— START RECORDS FOR THIS EXERCISE —

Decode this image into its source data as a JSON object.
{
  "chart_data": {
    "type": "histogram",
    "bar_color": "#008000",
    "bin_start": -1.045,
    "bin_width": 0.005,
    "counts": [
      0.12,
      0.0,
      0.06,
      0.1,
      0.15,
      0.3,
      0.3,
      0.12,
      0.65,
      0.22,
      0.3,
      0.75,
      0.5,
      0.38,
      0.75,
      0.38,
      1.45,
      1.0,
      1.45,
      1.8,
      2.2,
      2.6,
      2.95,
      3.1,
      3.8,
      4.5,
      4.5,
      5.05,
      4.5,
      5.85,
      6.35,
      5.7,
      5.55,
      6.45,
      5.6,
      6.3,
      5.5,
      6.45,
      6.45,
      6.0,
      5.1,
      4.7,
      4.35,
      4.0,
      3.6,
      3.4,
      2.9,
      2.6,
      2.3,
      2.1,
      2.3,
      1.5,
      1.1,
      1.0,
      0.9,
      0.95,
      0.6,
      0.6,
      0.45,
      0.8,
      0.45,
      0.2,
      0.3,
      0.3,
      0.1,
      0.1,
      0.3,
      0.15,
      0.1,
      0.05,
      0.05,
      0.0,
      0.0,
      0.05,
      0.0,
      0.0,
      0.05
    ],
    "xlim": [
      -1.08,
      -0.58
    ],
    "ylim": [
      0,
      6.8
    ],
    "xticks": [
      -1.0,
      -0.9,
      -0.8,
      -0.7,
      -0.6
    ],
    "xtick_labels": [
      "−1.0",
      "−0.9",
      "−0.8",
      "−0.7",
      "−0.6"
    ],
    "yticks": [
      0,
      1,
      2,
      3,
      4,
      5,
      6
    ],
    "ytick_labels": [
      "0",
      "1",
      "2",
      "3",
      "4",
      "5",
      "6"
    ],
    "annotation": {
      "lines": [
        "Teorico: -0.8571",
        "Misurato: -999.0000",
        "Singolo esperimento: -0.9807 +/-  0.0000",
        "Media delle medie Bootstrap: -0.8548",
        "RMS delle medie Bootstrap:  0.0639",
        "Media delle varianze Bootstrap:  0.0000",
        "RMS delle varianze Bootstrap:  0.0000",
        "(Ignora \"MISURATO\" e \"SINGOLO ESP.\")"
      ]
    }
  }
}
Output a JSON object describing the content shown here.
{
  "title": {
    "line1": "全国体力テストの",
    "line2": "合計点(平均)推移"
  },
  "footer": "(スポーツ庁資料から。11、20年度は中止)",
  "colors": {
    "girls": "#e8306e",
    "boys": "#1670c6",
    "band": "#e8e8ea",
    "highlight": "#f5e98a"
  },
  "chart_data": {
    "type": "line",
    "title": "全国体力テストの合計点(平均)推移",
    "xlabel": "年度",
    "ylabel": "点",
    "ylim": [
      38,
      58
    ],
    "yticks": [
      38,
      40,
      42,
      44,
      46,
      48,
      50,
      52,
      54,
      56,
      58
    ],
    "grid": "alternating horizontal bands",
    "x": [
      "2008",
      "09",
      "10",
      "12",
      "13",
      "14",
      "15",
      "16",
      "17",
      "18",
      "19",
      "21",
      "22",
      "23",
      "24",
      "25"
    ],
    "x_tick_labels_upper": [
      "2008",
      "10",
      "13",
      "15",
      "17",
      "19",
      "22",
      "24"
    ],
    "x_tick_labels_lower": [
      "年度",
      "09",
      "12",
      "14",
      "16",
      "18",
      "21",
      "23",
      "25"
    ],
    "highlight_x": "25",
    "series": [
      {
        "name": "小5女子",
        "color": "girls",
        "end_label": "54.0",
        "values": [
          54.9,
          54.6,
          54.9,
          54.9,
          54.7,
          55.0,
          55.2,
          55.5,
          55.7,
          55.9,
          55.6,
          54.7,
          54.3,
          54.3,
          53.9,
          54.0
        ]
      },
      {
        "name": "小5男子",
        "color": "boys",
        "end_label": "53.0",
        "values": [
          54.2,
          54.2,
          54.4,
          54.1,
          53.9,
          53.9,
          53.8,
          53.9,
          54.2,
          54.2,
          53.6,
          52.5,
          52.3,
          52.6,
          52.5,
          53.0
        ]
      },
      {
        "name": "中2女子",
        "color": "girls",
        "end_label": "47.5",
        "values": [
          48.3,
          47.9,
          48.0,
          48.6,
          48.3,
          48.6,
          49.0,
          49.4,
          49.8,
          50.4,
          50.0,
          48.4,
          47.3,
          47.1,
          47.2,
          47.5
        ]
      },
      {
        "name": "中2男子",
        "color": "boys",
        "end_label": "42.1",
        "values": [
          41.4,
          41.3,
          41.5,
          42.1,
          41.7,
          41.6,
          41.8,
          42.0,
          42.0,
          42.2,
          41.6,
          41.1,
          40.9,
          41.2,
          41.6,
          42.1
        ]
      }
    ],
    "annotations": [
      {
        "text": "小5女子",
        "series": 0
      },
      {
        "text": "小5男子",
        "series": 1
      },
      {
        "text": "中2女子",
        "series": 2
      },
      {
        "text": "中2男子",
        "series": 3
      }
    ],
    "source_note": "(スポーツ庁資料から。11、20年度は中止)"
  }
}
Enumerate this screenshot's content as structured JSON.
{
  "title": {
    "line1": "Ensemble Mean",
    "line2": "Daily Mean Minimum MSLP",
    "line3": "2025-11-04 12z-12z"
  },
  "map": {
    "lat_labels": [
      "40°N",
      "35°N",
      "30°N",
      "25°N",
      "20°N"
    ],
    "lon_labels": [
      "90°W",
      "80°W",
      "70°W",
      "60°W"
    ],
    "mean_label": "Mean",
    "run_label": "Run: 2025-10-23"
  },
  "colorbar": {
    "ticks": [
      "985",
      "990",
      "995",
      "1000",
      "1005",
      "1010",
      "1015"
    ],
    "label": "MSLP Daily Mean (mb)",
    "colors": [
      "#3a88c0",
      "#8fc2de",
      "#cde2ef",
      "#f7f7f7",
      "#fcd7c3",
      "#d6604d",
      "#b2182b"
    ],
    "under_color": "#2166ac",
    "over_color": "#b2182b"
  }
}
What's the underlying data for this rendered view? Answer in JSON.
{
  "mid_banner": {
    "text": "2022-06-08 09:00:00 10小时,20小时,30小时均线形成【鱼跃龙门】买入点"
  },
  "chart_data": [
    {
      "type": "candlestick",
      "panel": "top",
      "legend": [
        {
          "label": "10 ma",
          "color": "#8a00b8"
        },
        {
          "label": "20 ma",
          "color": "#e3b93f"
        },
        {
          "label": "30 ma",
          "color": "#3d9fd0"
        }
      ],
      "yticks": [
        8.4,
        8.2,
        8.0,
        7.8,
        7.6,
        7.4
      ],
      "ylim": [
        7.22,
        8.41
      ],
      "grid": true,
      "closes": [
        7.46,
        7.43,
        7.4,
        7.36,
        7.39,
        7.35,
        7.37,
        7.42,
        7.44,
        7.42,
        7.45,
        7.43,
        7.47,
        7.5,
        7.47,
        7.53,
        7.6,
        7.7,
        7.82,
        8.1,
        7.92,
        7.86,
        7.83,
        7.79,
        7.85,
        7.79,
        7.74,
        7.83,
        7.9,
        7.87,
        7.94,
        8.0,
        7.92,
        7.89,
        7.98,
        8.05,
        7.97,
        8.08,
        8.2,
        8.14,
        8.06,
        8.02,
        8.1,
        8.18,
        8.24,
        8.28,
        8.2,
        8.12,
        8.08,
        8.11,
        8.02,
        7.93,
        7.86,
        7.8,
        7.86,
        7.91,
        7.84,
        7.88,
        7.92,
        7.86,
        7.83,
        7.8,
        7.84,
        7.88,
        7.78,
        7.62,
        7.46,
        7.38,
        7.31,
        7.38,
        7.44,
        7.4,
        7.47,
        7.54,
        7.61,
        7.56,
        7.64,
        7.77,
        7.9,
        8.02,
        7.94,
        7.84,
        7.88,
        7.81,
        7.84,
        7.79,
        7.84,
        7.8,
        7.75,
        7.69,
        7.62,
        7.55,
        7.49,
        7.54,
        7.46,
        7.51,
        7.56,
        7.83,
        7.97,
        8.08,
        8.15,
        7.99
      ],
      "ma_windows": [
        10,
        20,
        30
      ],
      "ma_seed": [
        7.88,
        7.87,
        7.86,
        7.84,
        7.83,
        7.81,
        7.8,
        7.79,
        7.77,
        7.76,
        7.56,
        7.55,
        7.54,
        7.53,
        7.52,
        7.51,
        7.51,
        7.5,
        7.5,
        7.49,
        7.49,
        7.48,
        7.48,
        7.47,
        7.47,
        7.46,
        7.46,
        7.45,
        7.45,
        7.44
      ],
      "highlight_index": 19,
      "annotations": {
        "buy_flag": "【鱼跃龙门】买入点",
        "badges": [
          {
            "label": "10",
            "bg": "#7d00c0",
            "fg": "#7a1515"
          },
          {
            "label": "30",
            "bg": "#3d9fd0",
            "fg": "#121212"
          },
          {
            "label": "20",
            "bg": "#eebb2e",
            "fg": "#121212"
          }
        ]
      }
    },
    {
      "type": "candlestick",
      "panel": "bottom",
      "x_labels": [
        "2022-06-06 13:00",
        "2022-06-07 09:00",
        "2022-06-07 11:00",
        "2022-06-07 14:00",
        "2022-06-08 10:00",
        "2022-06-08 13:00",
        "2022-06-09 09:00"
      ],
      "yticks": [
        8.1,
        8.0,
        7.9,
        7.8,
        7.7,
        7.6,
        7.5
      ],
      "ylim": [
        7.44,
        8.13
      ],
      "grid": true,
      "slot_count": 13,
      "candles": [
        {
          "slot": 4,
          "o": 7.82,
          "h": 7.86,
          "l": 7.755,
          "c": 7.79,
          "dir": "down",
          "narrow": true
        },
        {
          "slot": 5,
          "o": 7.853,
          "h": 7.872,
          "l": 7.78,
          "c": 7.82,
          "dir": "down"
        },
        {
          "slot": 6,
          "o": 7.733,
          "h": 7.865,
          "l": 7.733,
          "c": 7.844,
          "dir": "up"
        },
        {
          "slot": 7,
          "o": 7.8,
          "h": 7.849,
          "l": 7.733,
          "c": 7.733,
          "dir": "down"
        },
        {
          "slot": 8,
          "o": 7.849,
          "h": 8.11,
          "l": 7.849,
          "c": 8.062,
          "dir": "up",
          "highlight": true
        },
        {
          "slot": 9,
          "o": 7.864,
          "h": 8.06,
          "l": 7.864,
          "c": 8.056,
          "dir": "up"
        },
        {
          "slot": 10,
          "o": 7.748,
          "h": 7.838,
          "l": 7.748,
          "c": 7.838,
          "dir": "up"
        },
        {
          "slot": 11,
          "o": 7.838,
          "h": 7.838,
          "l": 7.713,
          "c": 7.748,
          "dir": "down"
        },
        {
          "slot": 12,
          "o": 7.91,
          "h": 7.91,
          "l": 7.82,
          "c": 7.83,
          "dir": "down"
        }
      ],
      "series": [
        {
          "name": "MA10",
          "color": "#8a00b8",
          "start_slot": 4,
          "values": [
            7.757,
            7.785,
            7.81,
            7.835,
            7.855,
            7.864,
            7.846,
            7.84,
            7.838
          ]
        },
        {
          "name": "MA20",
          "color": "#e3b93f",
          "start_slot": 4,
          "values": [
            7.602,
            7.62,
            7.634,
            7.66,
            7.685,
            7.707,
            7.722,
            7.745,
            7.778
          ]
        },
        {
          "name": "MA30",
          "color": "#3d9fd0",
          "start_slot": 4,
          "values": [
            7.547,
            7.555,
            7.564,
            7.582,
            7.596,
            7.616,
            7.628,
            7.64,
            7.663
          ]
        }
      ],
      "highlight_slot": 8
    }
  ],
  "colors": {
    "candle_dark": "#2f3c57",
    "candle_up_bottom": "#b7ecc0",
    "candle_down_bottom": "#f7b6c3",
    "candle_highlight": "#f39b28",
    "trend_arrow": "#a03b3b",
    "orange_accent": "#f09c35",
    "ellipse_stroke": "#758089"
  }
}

— END RECORDS FOR THIS EXERCISE —

TASK DIRECTIONS »
Only lines that contain the word "Mean" are wanted; copy each of them.

THE RESPONSE »
    "line1": "Ensemble Mean",
    "line2": "Daily Mean Minimum MSLP",
    "mean_label": "Mean",
    "label": "MSLP Daily Mean (mb)",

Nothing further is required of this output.